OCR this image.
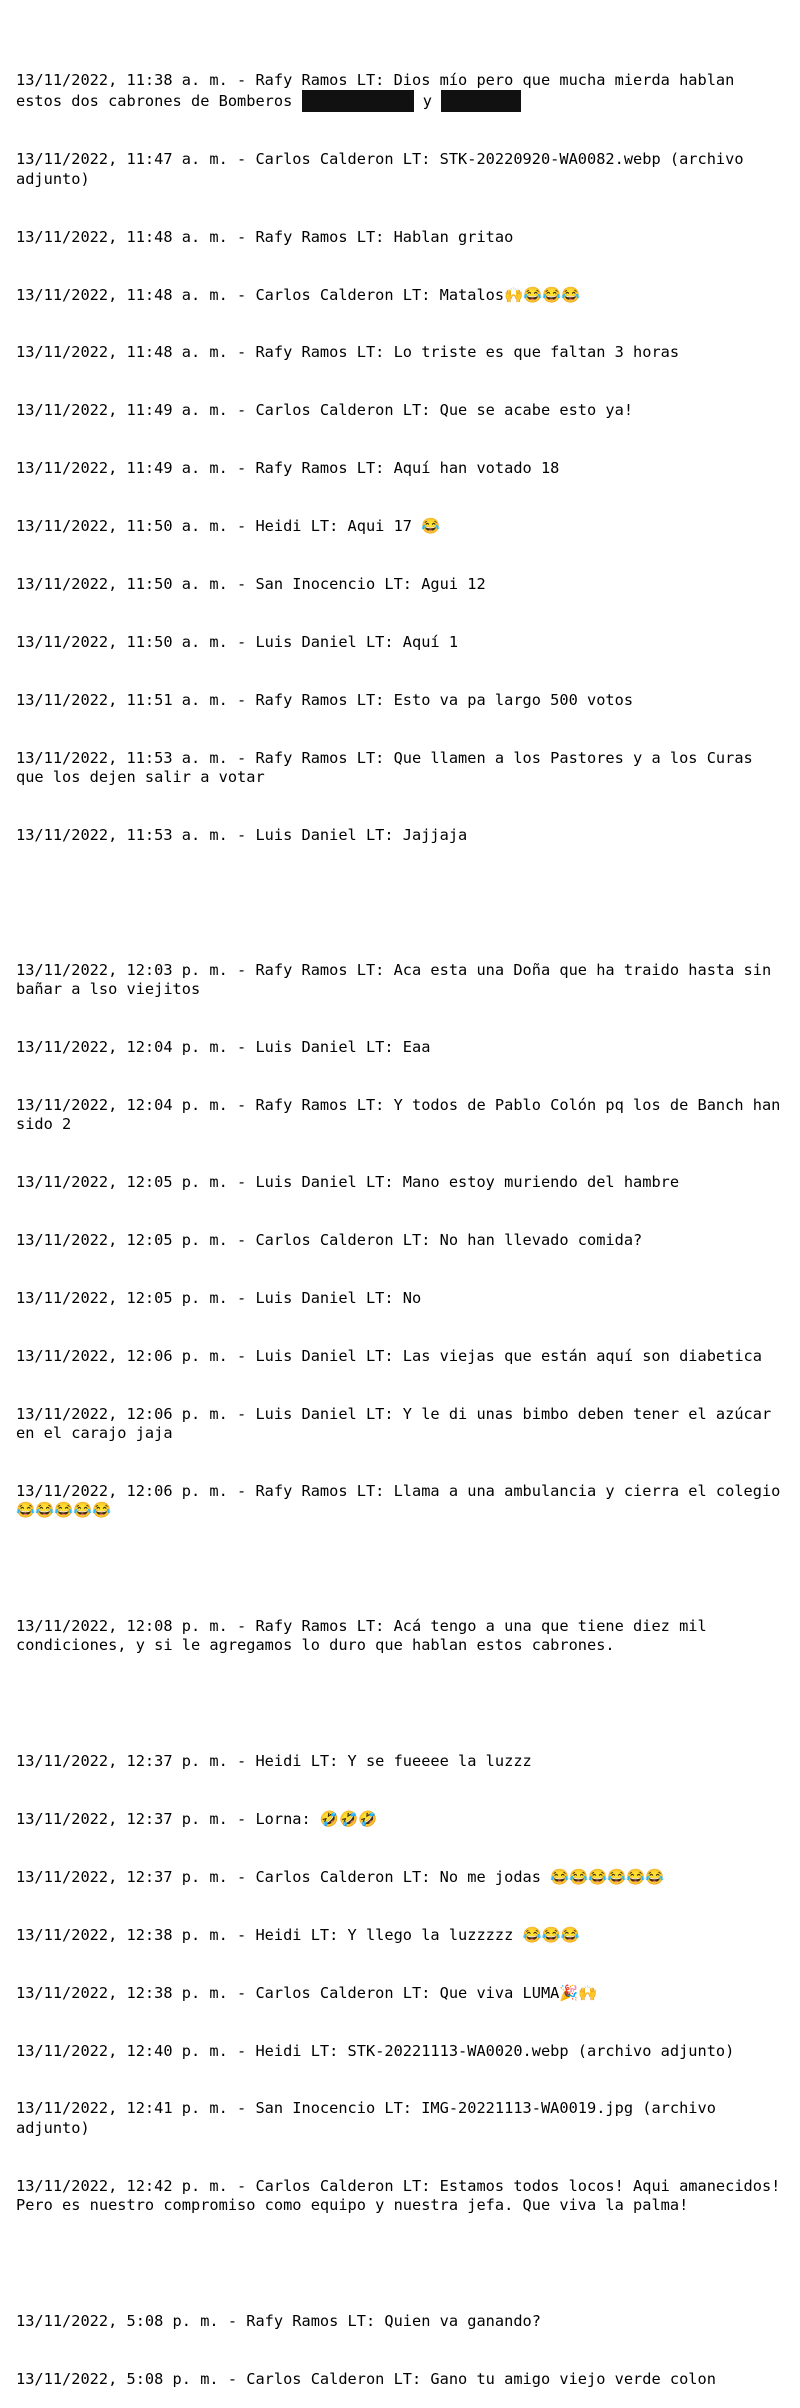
13/11/2022, 11:38 a. m. - Rafy Ramos LT: Dios mío pero que mucha mierda hablan estos dos cabrones de Bomberos	y

13/11/2022, 11:47 a. m. - Carlos Calderon LT: STK-20220920-WA0082.webp (archivo adjunto)

13/11/2022, 11:48 a. m. - Rafy Ramos LT: Hablan gritao

13/11/2022, 11:48 a. m. - Carlos Calderon LT: Matalos🙌😂😂😂

13/11/2022, 11:48 a. m. - Rafy Ramos LT: Lo triste es que faltan 3 horas

13/11/2022, 11:49 a. m. - Carlos Calderon LT: Que se acabe esto ya!

13/11/2022, 11:49 a. m. - Rafy Ramos LT: Aquí han votado 18

13/11/2022, 11:50 a. m. - Heidi LT: Aqui 17 😂

13/11/2022, 11:50 a. m. - San Inocencio LT: Agui 12

13/11/2022, 11:50 a. m. - Luis Daniel LT: Aquí 1

13/11/2022, 11:51 a. m. - Rafy Ramos LT: Esto va pa largo 500 votos

13/11/2022, 11:53 a. m. - Rafy Ramos LT: Que llamen a los Pastores y a los Curas que los dejen salir a votar

13/11/2022, 11:53 a. m. - Luis Daniel LT: Jajjaja

13/11/2022, 12:03 p. m. - Rafy Ramos LT: Aca esta una Doña que ha traido hasta sin bañar a lso viejitos

13/11/2022, 12:04 p. m. - Luis Daniel LT: Eaa

13/11/2022, 12:04 p. m. - Rafy Ramos LT: Y todos de Pablo Colón pq los de Banch han sido 2

13/11/2022, 12:05 p. m. - Luis Daniel LT: Mano estoy muriendo del hambre

13/11/2022, 12:05 p. m. - Carlos Calderon LT: No han llevado comida?

13/11/2022, 12:05 p. m. - Luis Daniel LT: No

13/11/2022, 12:06 p. m. - Luis Daniel LT: Las viejas que están aquí son diabetica

13/11/2022, 12:06 p. m. - Luis Daniel LT: Y le di unas bimbo deben tener el azúcar en el carajo jaja

13/11/2022, 12:06 p. m. - Rafy Ramos LT: Llama a una ambulancia y cierra el colegio 😂😂😂😂😂

13/11/2022, 12:08 p. m. - Rafy Ramos LT: Acá tengo a una que tiene diez mil condiciones, y si le agregamos lo duro que hablan estos cabrones.

13/11/2022, 12:37 p. m. - Heidi LT: Y se fueeee la luzzz

13/11/2022, 12:37 p. m. - Lorna: 🤣🤣🤣

13/11/2022, 12:37 p. m. - Carlos Calderon LT: No me jodas 😂😂😂😂😂😂

13/11/2022, 12:38 p. m. - Heidi LT: Y llego la luzzzzz 😂😂😂

13/11/2022, 12:38 p. m. - Carlos Calderon LT: Que viva LUMA🎉🙌

13/11/2022, 12:40 p. m. - Heidi LT: STK-20221113-WA0020.webp (archivo adjunto)

13/11/2022, 12:41 p. m. - San Inocencio LT: IMG-20221113-WA0019.jpg (archivo adjunto)

13/11/2022, 12:42 p. m. - Carlos Calderon LT: Estamos todos locos! Aqui amanecidos! Pero es nuestro compromiso como equipo y nuestra jefa. Que viva la palma!

13/11/2022, 5:08 p. m. - Rafy Ramos LT: Quien va ganando?

13/11/2022, 5:08 p. m. - Carlos Calderon LT: Gano tu amigo viejo verde colon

....

▶ Task instructions
Do not include the images; transcribe the rest of the listing exactly.

▶ Response
OCR this image.
13/11/2022, 11:38 a. m. - Rafy Ramos LT: Dios mío pero que mucha mierda hablan estos dos cabrones de Bomberos	y

13/11/2022, 11:47 a. m. - Carlos Calderon LT: STK-20220920-WA0082.webp (archivo adjunto)

13/11/2022, 11:48 a. m. - Rafy Ramos LT: Hablan gritao

13/11/2022, 11:48 a. m. - Carlos Calderon LT: Matalos🙌😂😂😂

13/11/2022, 11:48 a. m. - Rafy Ramos LT: Lo triste es que faltan 3 horas

13/11/2022, 11:49 a. m. - Carlos Calderon LT: Que se acabe esto ya!

13/11/2022, 11:49 a. m. - Rafy Ramos LT: Aquí han votado 18

13/11/2022, 11:50 a. m. - Heidi LT: Aqui 17 😂

13/11/2022, 11:50 a. m. - San Inocencio LT: Agui 12

13/11/2022, 11:50 a. m. - Luis Daniel LT: Aquí 1

13/11/2022, 11:51 a. m. - Rafy Ramos LT: Esto va pa largo 500 votos

13/11/2022, 11:53 a. m. - Rafy Ramos LT: Que llamen a los Pastores y a los Curas que los dejen salir a votar

13/11/2022, 11:53 a. m. - Luis Daniel LT: Jajjaja

13/11/2022, 12:03 p. m. - Rafy Ramos LT: Aca esta una Doña que ha traido hasta sin bañar a lso viejitos

13/11/2022, 12:04 p. m. - Luis Daniel LT: Eaa

13/11/2022, 12:04 p. m. - Rafy Ramos LT: Y todos de Pablo Colón pq los de Banch han sido 2

13/11/2022, 12:05 p. m. - Luis Daniel LT: Mano estoy muriendo del hambre

13/11/2022, 12:05 p. m. - Carlos Calderon LT: No han llevado comida?

13/11/2022, 12:05 p. m. - Luis Daniel LT: No

13/11/2022, 12:06 p. m. - Luis Daniel LT: Las viejas que están aquí son diabetica

13/11/2022, 12:06 p. m. - Luis Daniel LT: Y le di unas bimbo deben tener el azúcar en el carajo jaja

13/11/2022, 12:06 p. m. - Rafy Ramos LT: Llama a una ambulancia y cierra el colegio 😂😂😂😂😂

13/11/2022, 12:08 p. m. - Rafy Ramos LT: Acá tengo a una que tiene diez mil condiciones, y si le agregamos lo duro que hablan estos cabrones.

13/11/2022, 12:37 p. m. - Heidi LT: Y se fueeee la luzzz

13/11/2022, 12:37 p. m. - Lorna: 🤣🤣🤣

13/11/2022, 12:37 p. m. - Carlos Calderon LT: No me jodas 😂😂😂😂😂😂

13/11/2022, 12:38 p. m. - Heidi LT: Y llego la luzzzzz 😂😂😂

13/11/2022, 12:38 p. m. - Carlos Calderon LT: Que viva LUMA🎉🙌

13/11/2022, 12:40 p. m. - Heidi LT: STK-20221113-WA0020.webp (archivo adjunto)

13/11/2022, 12:41 p. m. - San Inocencio LT: IMG-20221113-WA0019.jpg (archivo adjunto)

13/11/2022, 12:42 p. m. - Carlos Calderon LT: Estamos todos locos! Aqui amanecidos! Pero es nuestro compromiso como equipo y nuestra jefa. Que viva la palma!

13/11/2022, 5:08 p. m. - Rafy Ramos LT: Quien va ganando?

13/11/2022, 5:08 p. m. - Carlos Calderon LT: Gano tu amigo viejo verde colon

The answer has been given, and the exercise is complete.